EXERCISE = Only a number is required: how many lines of the material contain the word "icon"?

EXTRACTED ENTRIES =
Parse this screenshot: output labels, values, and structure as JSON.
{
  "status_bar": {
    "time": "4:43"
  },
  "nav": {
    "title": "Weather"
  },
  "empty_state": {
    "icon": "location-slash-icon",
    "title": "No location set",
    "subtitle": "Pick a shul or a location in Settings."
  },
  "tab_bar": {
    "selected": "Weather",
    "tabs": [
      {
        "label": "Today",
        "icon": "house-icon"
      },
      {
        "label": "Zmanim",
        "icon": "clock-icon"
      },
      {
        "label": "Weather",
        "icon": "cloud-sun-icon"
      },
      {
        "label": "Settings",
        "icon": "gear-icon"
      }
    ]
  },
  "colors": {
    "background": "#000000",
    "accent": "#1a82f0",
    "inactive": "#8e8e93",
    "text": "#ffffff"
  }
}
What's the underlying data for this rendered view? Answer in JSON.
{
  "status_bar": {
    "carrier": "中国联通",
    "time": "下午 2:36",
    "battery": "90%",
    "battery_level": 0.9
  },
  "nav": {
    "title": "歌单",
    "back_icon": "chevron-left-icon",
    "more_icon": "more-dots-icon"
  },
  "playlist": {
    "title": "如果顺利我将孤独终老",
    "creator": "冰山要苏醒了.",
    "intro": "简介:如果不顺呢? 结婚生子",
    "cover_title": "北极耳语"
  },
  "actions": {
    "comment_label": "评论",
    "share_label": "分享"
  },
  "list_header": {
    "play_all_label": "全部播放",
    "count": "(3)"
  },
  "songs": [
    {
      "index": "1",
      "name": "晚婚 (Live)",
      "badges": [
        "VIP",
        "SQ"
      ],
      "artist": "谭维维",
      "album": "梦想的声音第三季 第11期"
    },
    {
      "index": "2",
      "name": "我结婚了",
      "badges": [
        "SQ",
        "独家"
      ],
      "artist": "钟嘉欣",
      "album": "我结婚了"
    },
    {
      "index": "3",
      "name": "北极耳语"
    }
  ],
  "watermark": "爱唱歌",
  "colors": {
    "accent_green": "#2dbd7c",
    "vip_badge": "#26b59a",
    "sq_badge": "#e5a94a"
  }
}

WORKED SOLUTION = 7